| GIVEN TASK |
Find each line with the string "meet" and report it.

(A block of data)
## BEGIN

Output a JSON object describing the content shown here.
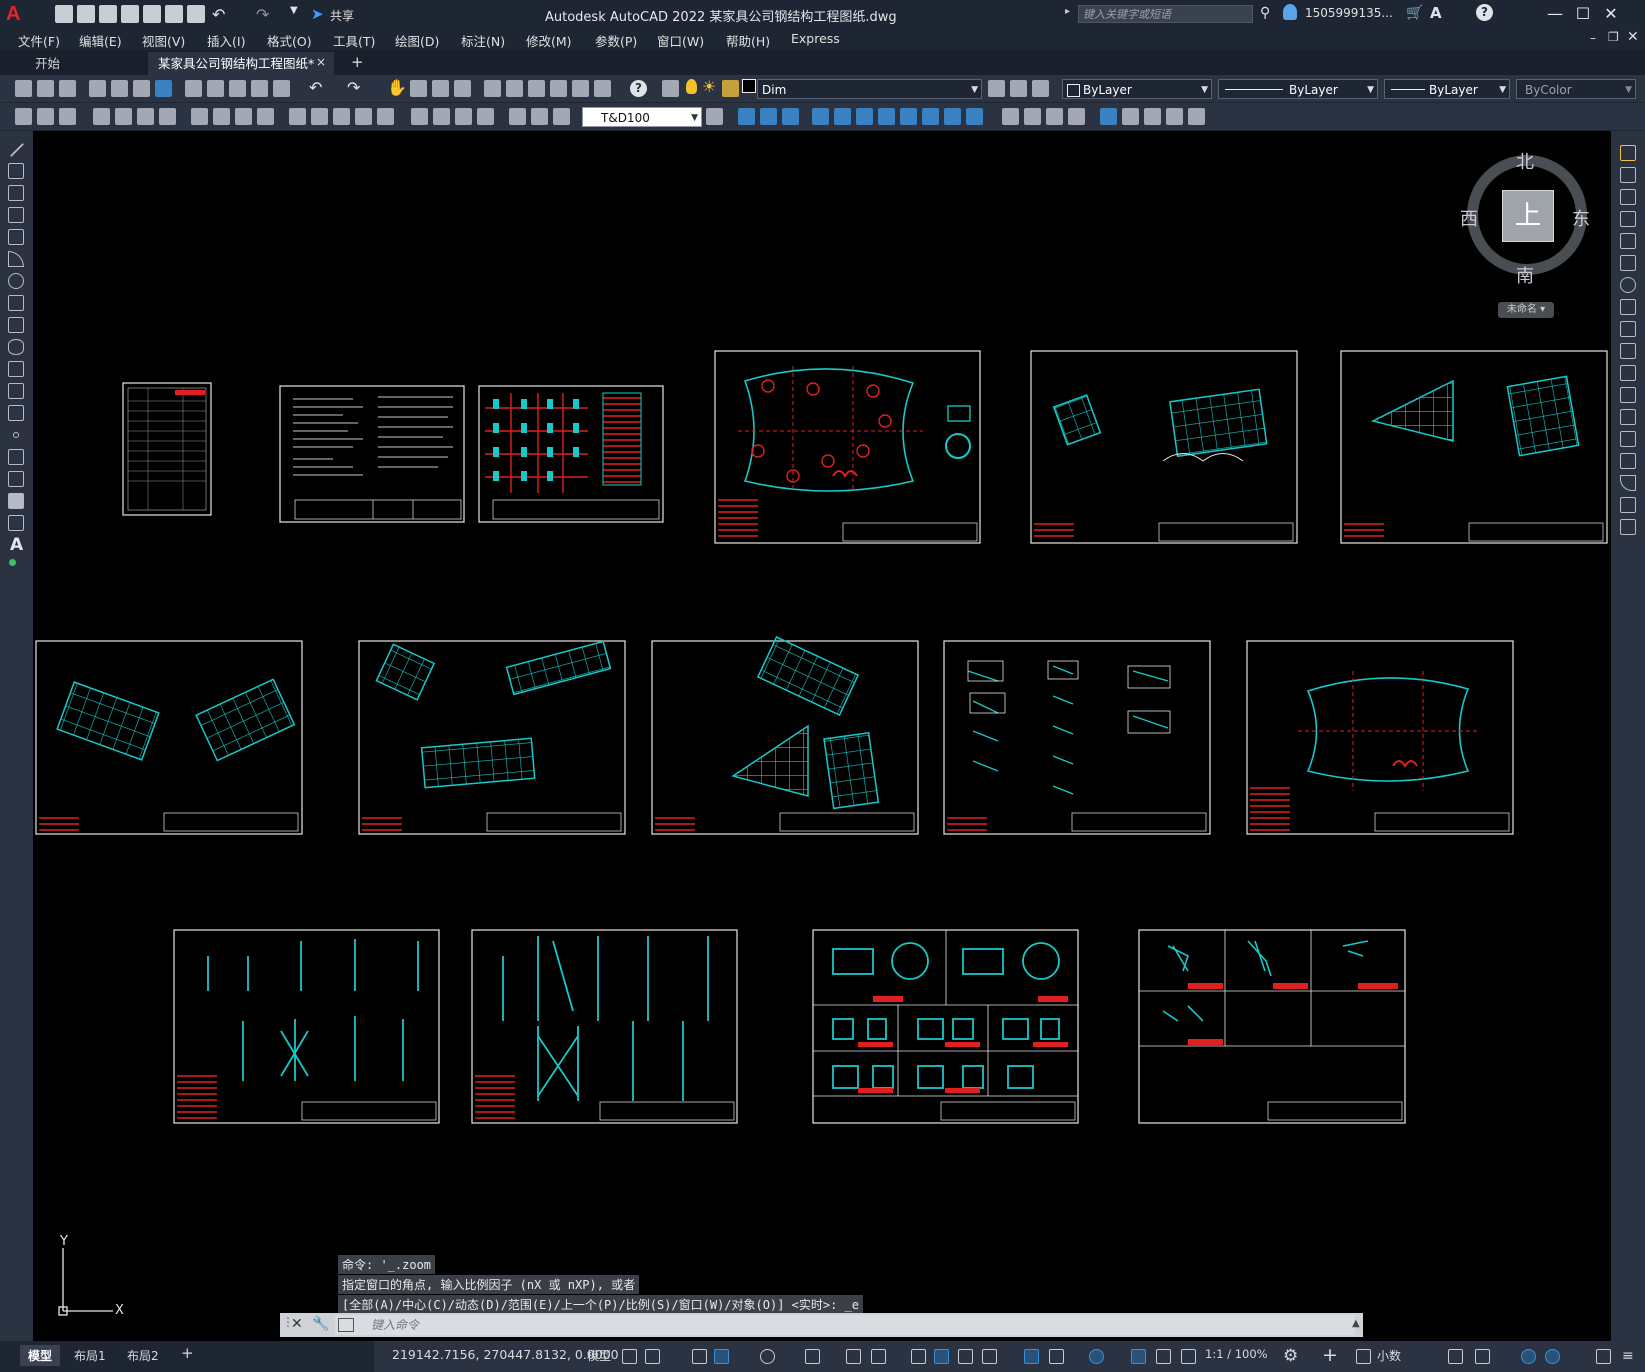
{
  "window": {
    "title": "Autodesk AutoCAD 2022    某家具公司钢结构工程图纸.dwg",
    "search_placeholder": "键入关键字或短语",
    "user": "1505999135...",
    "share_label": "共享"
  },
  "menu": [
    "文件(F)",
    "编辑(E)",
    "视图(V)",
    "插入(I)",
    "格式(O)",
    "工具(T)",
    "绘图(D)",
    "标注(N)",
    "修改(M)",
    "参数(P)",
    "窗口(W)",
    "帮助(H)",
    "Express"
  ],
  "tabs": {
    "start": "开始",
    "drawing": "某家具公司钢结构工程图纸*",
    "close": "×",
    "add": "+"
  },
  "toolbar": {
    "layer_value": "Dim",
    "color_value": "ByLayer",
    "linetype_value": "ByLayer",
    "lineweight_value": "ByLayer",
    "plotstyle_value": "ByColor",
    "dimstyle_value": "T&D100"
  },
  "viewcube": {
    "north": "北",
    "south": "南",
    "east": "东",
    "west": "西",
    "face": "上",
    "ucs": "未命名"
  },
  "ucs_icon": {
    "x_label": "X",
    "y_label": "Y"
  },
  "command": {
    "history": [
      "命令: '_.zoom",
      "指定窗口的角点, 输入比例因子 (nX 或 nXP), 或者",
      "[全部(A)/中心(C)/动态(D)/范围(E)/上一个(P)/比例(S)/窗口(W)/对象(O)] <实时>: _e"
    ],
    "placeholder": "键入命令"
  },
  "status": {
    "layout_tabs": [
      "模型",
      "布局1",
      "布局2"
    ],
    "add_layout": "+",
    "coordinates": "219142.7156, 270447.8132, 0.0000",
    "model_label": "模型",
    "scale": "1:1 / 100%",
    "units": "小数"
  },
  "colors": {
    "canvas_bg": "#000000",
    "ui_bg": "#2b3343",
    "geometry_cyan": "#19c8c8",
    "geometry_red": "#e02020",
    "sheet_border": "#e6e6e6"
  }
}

## END
## BEGIN

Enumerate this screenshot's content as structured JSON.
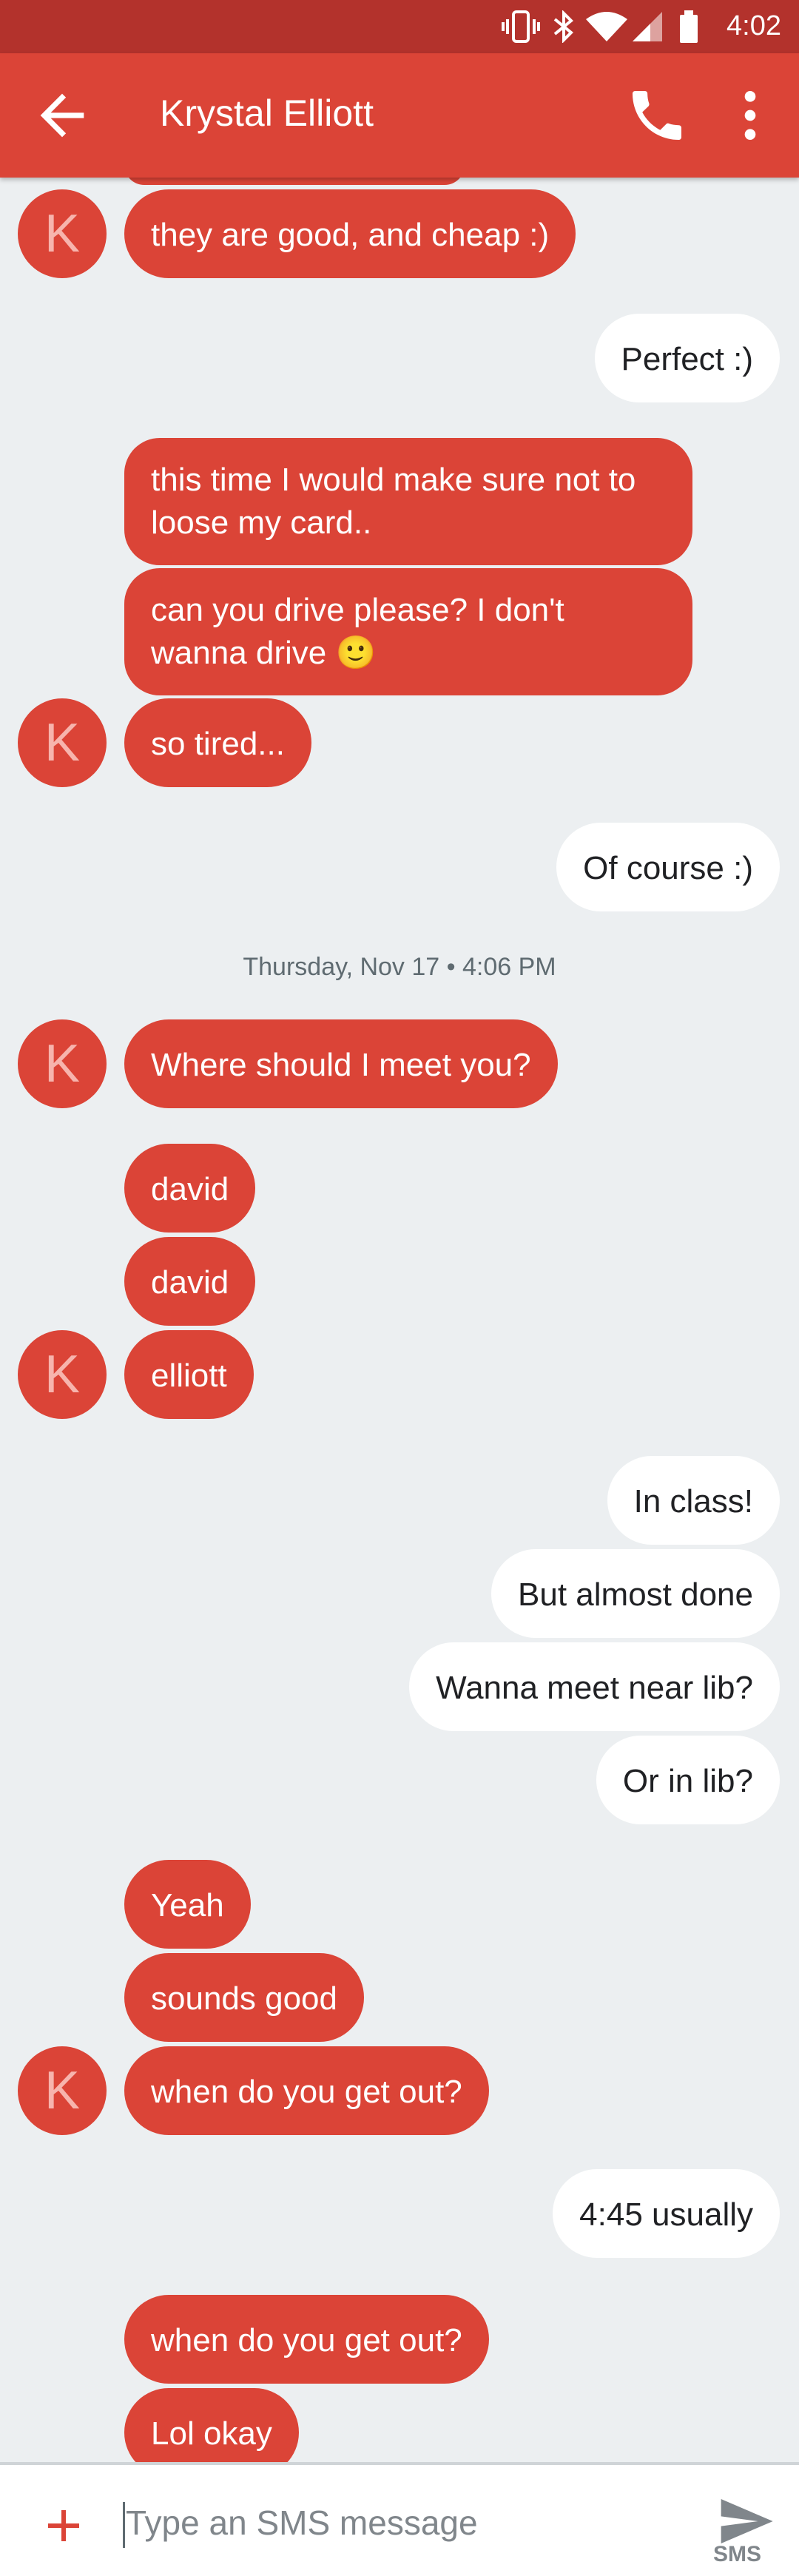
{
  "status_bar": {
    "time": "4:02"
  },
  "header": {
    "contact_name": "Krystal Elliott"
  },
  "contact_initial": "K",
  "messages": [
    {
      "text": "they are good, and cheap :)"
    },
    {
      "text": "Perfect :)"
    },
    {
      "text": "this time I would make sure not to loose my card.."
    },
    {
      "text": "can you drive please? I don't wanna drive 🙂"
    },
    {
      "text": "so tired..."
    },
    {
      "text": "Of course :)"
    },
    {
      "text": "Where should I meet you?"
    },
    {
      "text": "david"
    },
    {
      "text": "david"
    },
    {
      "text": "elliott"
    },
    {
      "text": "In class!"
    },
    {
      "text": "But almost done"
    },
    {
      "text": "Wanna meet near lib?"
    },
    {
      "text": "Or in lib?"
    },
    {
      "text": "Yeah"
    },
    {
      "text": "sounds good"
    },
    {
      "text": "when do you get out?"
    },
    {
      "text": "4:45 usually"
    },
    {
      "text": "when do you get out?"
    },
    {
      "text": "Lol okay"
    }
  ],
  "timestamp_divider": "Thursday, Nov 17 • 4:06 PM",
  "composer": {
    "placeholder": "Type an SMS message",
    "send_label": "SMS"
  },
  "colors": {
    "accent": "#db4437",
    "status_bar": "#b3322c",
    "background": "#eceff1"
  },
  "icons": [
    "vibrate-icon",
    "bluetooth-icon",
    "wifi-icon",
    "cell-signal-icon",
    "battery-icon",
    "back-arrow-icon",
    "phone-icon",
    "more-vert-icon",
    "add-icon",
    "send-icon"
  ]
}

## END

| ANSWER FOR THIS EXERCISE |
      "text": "Where should I meet you?"
      "text": "Wanna meet near lib?"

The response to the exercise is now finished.